------ EXCERPTED DATA ------

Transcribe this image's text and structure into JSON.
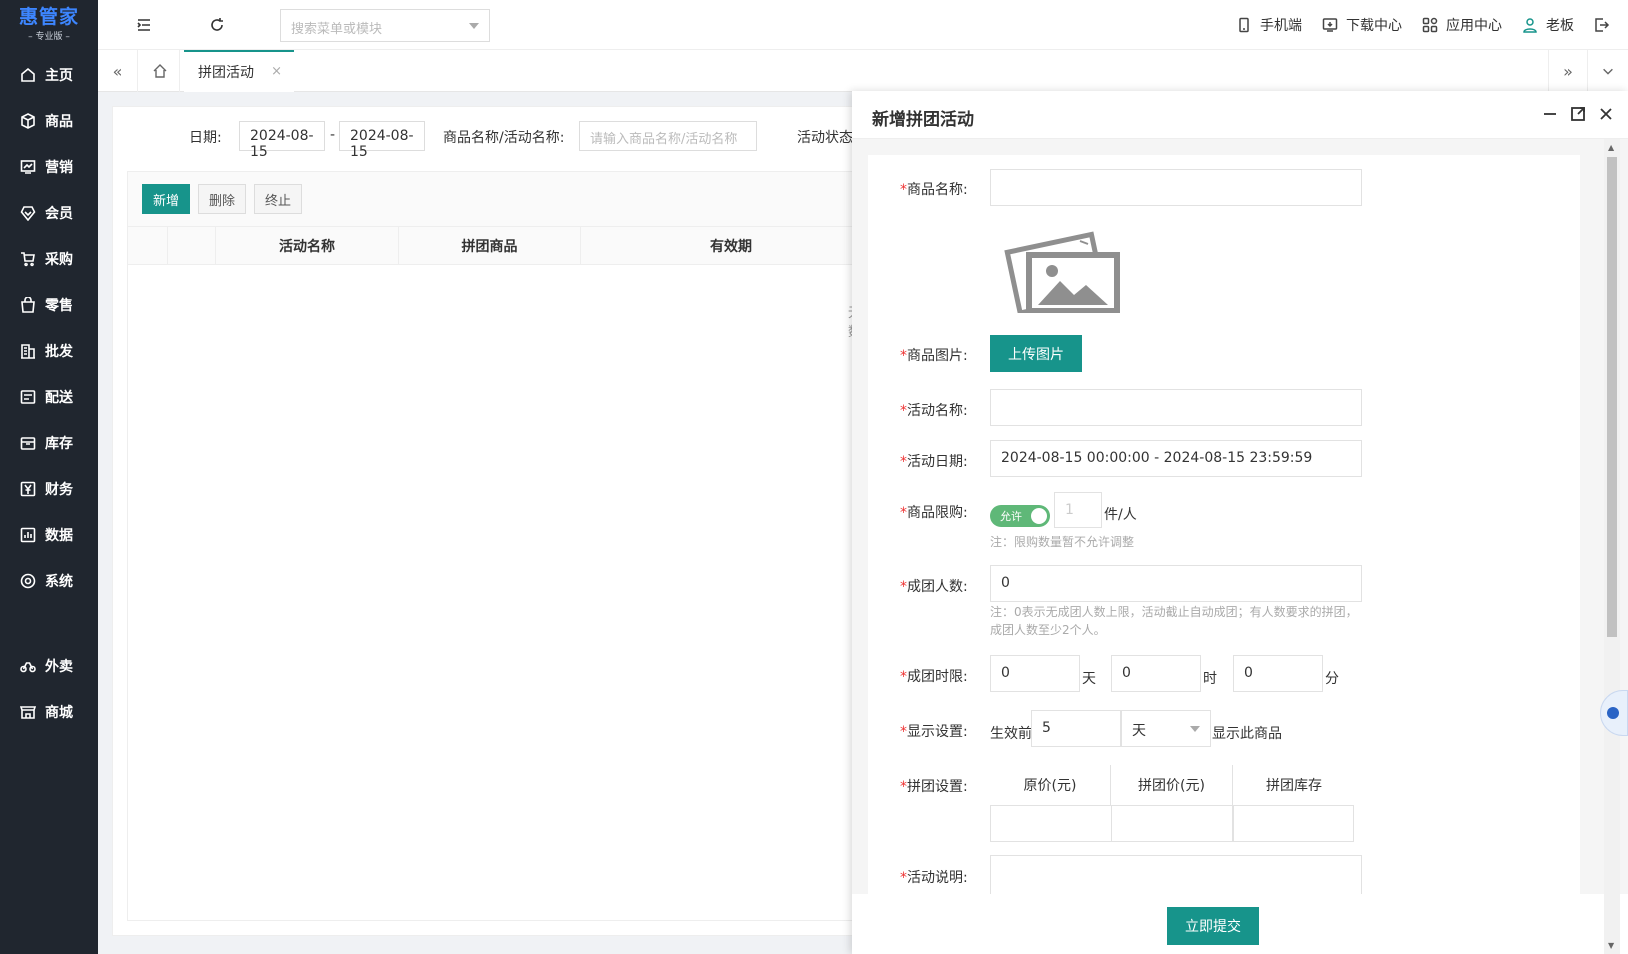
{
  "brand": {
    "name": "惠管家",
    "edition": "– 专业版 –"
  },
  "sidebar": {
    "items": [
      {
        "label": "主页",
        "icon": "home-icon"
      },
      {
        "label": "商品",
        "icon": "box-icon"
      },
      {
        "label": "营销",
        "icon": "chart-icon"
      },
      {
        "label": "会员",
        "icon": "diamond-icon"
      },
      {
        "label": "采购",
        "icon": "cart-icon"
      },
      {
        "label": "零售",
        "icon": "bag-icon"
      },
      {
        "label": "批发",
        "icon": "building-icon"
      },
      {
        "label": "配送",
        "icon": "truck-icon"
      },
      {
        "label": "库存",
        "icon": "archive-icon"
      },
      {
        "label": "财务",
        "icon": "yen-icon"
      },
      {
        "label": "数据",
        "icon": "bar-chart-icon"
      },
      {
        "label": "系统",
        "icon": "settings-icon"
      },
      {
        "label": "外卖",
        "icon": "bike-icon"
      },
      {
        "label": "商城",
        "icon": "store-icon"
      }
    ]
  },
  "topbar": {
    "search_placeholder": "搜索菜单或模块",
    "links": [
      {
        "label": "手机端",
        "icon": "mobile-icon"
      },
      {
        "label": "下载中心",
        "icon": "download-icon"
      },
      {
        "label": "应用中心",
        "icon": "apps-icon"
      },
      {
        "label": "老板",
        "icon": "user-icon"
      }
    ]
  },
  "tabs": {
    "active": "拼团活动",
    "close": "×"
  },
  "filter": {
    "date_label": "日期:",
    "date_start": "2024-08-15",
    "date_sep": "-",
    "date_end": "2024-08-15",
    "name_label": "商品名称/活动名称:",
    "name_placeholder": "请输入商品名称/活动名称",
    "status_label": "活动状态"
  },
  "toolbar": {
    "add": "新增",
    "delete": "删除",
    "stop": "终止"
  },
  "table": {
    "columns": [
      "活动名称",
      "拼团商品",
      "有效期"
    ],
    "empty": "无数"
  },
  "panel": {
    "title": "新增拼团活动",
    "fields": {
      "product_name": "商品名称:",
      "product_image": "商品图片:",
      "upload": "上传图片",
      "activity_name": "活动名称:",
      "activity_date": "活动日期:",
      "activity_date_value": "2024-08-15 00:00:00 - 2024-08-15 23:59:59",
      "limit": "商品限购:",
      "limit_toggle": "允许",
      "limit_value": "1",
      "limit_unit": "件/人",
      "limit_note": "注：限购数量暂不允许调整",
      "group_size": "成团人数:",
      "group_size_value": "0",
      "group_size_note": "注：0表示无成团人数上限，活动截止自动成团；有人数要求的拼团，成团人数至少2个人。",
      "time_limit": "成团时限:",
      "days": "0",
      "days_unit": "天",
      "hours": "0",
      "hours_unit": "时",
      "minutes": "0",
      "minutes_unit": "分",
      "display": "显示设置:",
      "display_prefix": "生效前",
      "display_value": "5",
      "display_unit": "天",
      "display_suffix": "显示此商品",
      "group_setting": "拼团设置:",
      "grid_cols": [
        "原价(元)",
        "拼团价(元)",
        "拼团库存"
      ],
      "description": "活动说明:"
    },
    "submit": "立即提交"
  }
}
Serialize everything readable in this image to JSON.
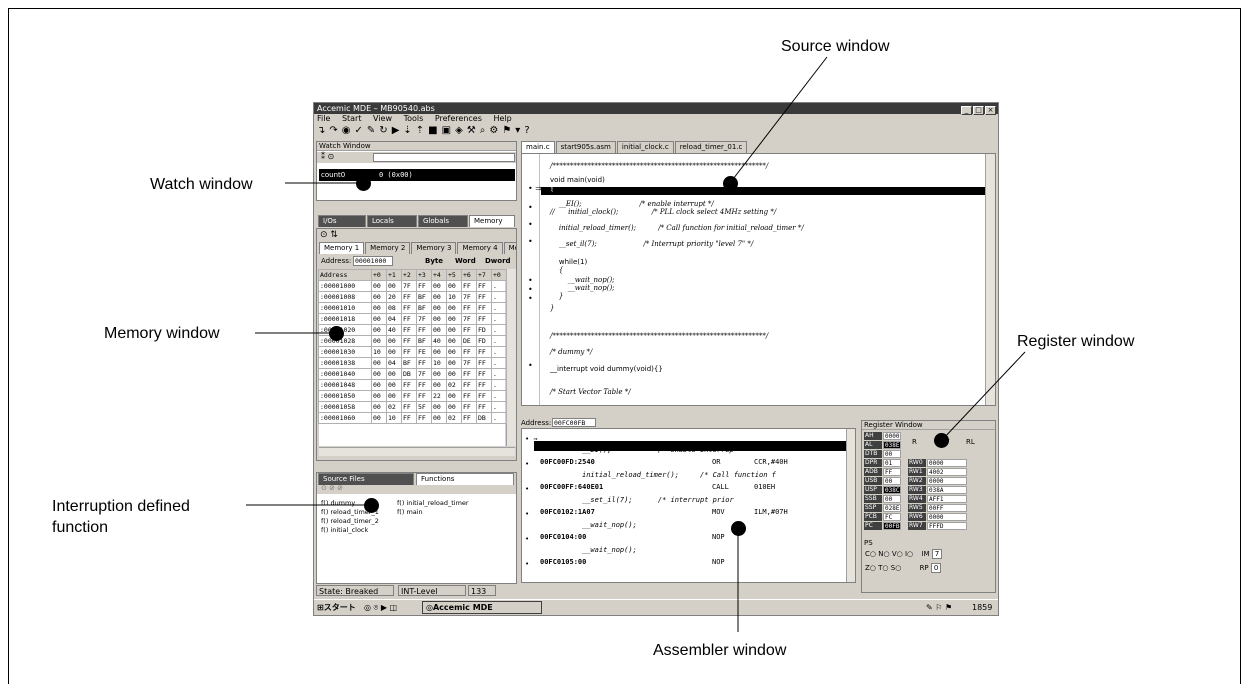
{
  "callouts": {
    "source_window": "Source window",
    "watch_window": "Watch window",
    "memory_window": "Memory window",
    "register_window": "Register window",
    "interruption_line1": "Interruption defined",
    "interruption_line2": "function",
    "assembler_window": "Assembler window"
  },
  "app": {
    "title": "Accemic MDE – MB90540.abs",
    "menu": [
      "File",
      "Start",
      "View",
      "Tools",
      "Preferences",
      "Help"
    ],
    "toolbar_icons": [
      "step-into-icon",
      "step-over-icon",
      "breakpoint-icon",
      "watch-icon",
      "edit-icon",
      "reset-icon",
      "run-icon",
      "step-icon",
      "step-out-icon",
      "stop-icon",
      "save-icon",
      "erase-icon",
      "build-icon",
      "find-icon",
      "settings-icon",
      "bookmark-icon",
      "options-icon",
      "help-icon"
    ]
  },
  "watch": {
    "title": "Watch Window",
    "row_name": "count0",
    "row_value": "0 (0x00)"
  },
  "view_tabs": [
    "I/Os",
    "Locals",
    "Globals",
    "Memory"
  ],
  "memory": {
    "tabs": [
      "Memory 1",
      "Memory 2",
      "Memory 3",
      "Memory 4",
      "Me"
    ],
    "address_label": "Address:",
    "address_value": "00001000",
    "modes": [
      "Byte",
      "Word",
      "Dword"
    ],
    "headers": [
      "Address",
      "+0",
      "+1",
      "+2",
      "+3",
      "+4",
      "+5",
      "+6",
      "+7",
      "+0"
    ],
    "rows": [
      [
        ":00001000",
        "00",
        "00",
        "7F",
        "FF",
        "00",
        "00",
        "FF",
        "FF",
        "."
      ],
      [
        ":00001008",
        "00",
        "20",
        "FF",
        "BF",
        "00",
        "10",
        "7F",
        "FF",
        "."
      ],
      [
        ":00001010",
        "00",
        "08",
        "FF",
        "BF",
        "00",
        "00",
        "FF",
        "FF",
        "."
      ],
      [
        ":00001018",
        "00",
        "04",
        "FF",
        "7F",
        "00",
        "00",
        "7F",
        "FF",
        "."
      ],
      [
        ":00001020",
        "00",
        "40",
        "FF",
        "FF",
        "00",
        "00",
        "FF",
        "FD",
        "."
      ],
      [
        ":00001028",
        "00",
        "00",
        "FF",
        "BF",
        "40",
        "00",
        "DE",
        "FD",
        "."
      ],
      [
        ":00001030",
        "10",
        "00",
        "FF",
        "FE",
        "00",
        "00",
        "FF",
        "FF",
        "."
      ],
      [
        ":00001038",
        "00",
        "04",
        "BF",
        "FF",
        "10",
        "00",
        "7F",
        "FF",
        "."
      ],
      [
        ":00001040",
        "00",
        "00",
        "DB",
        "7F",
        "00",
        "00",
        "FF",
        "FF",
        "."
      ],
      [
        ":00001048",
        "00",
        "00",
        "FF",
        "FF",
        "00",
        "02",
        "FF",
        "FF",
        "."
      ],
      [
        ":00001050",
        "00",
        "00",
        "FF",
        "FF",
        "22",
        "00",
        "FF",
        "FF",
        "."
      ],
      [
        ":00001058",
        "00",
        "02",
        "FF",
        "5F",
        "00",
        "00",
        "FF",
        "FF",
        "."
      ],
      [
        ":00001060",
        "00",
        "10",
        "FF",
        "FF",
        "00",
        "02",
        "FF",
        "DB",
        "."
      ]
    ]
  },
  "files_panel": {
    "tabs": [
      "Source Files",
      "Functions"
    ],
    "functions_col1": [
      "dummy",
      "reload_timer_1",
      "reload_timer_2",
      "initial_clock"
    ],
    "functions_col2": [
      "initial_reload_timer",
      "main"
    ]
  },
  "source": {
    "tabs": [
      "main.c",
      "start905s.asm",
      "initial_clock.c",
      "reload_timer_01.c"
    ],
    "lines": [
      "/*************************************************************/",
      "void main(void)",
      "{",
      "    __EI();                          /* enable interrupt */",
      "//      initial_clock();               /* PLL clock select 4MHz setting */",
      "    initial_reload_timer();          /* Call function for initial_reload_timer */",
      "    __set_il(7);                     /* Interrupt priority \"level 7\" */",
      "    while(1)",
      "    {",
      "        __wait_nop();",
      "        __wait_nop();",
      "    }",
      "}",
      "/*************************************************************/",
      "/* dummy */",
      "__interrupt void dummy(void){}",
      "/* Start Vector Table */"
    ]
  },
  "assembler": {
    "address_label": "Address:",
    "address_value": "00FC00FB",
    "lines": [
      {
        "addr": "00FC00FB:0800",
        "op": "LINK",
        "arg": "#00H",
        "src": ""
      },
      {
        "addr": "",
        "op": "",
        "arg": "",
        "src": "__EI();           /* enable interrup"
      },
      {
        "addr": "00FC00FD:2540",
        "op": "OR",
        "arg": "CCR,#40H",
        "src": ""
      },
      {
        "addr": "",
        "op": "",
        "arg": "",
        "src": "initial_reload_timer();     /* Call function f"
      },
      {
        "addr": "00FC00FF:640E01",
        "op": "CALL",
        "arg": "010EH",
        "src": ""
      },
      {
        "addr": "",
        "op": "",
        "arg": "",
        "src": "__set_il(7);      /* interrupt prior"
      },
      {
        "addr": "00FC0102:1A07",
        "op": "MOV",
        "arg": "ILM,#07H",
        "src": ""
      },
      {
        "addr": "",
        "op": "",
        "arg": "",
        "src": "__wait_nop();"
      },
      {
        "addr": "00FC0104:00",
        "op": "NOP",
        "arg": "",
        "src": ""
      },
      {
        "addr": "",
        "op": "",
        "arg": "",
        "src": "__wait_nop();"
      },
      {
        "addr": "00FC0105:00",
        "op": "NOP",
        "arg": "",
        "src": ""
      }
    ]
  },
  "registers": {
    "title": "Register Window",
    "left": [
      [
        "AH",
        "0000"
      ],
      [
        "AL",
        "038E"
      ],
      [
        "DTB",
        "00"
      ],
      [
        "DPR",
        "01"
      ],
      [
        "ADB",
        "FF"
      ],
      [
        "USB",
        "00"
      ],
      [
        "USP",
        "038C"
      ],
      [
        "SSB",
        "00"
      ],
      [
        "SSP",
        "028E"
      ],
      [
        "PCB",
        "FC"
      ],
      [
        "PC",
        "00FB"
      ]
    ],
    "bank_buttons": [
      "R",
      "RW",
      "RL"
    ],
    "rw": [
      [
        "RW0",
        "0000"
      ],
      [
        "RW1",
        "4002"
      ],
      [
        "RW2",
        "0000"
      ],
      [
        "RW3",
        "038A"
      ],
      [
        "RW4",
        "AFF1"
      ],
      [
        "RW5",
        "00FF"
      ],
      [
        "RW6",
        "0000"
      ],
      [
        "RW7",
        "FFFD"
      ]
    ],
    "ps_label": "PS",
    "flags_row1": [
      "C",
      "N",
      "V",
      "I"
    ],
    "ilm_label": "IM",
    "ilm_value": "7",
    "flags_row2": [
      "Z",
      "T",
      "S"
    ],
    "rp_label": "RP",
    "rp_value": "0"
  },
  "statusbar": {
    "state": "State: Breaked",
    "int_level": "INT-Level Disable",
    "count": "133"
  },
  "taskbar": {
    "start": "スタート",
    "app_button": "Accemic MDE",
    "clock": "1859"
  }
}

------

WHAT YOU ARE ASKED TO DO
In the entries above, find each line with the string "dummy" and copy it.

ANSWER TO THE EXERCISE
      "dummy",
      "/* dummy */",
      "__interrupt void dummy(void){}",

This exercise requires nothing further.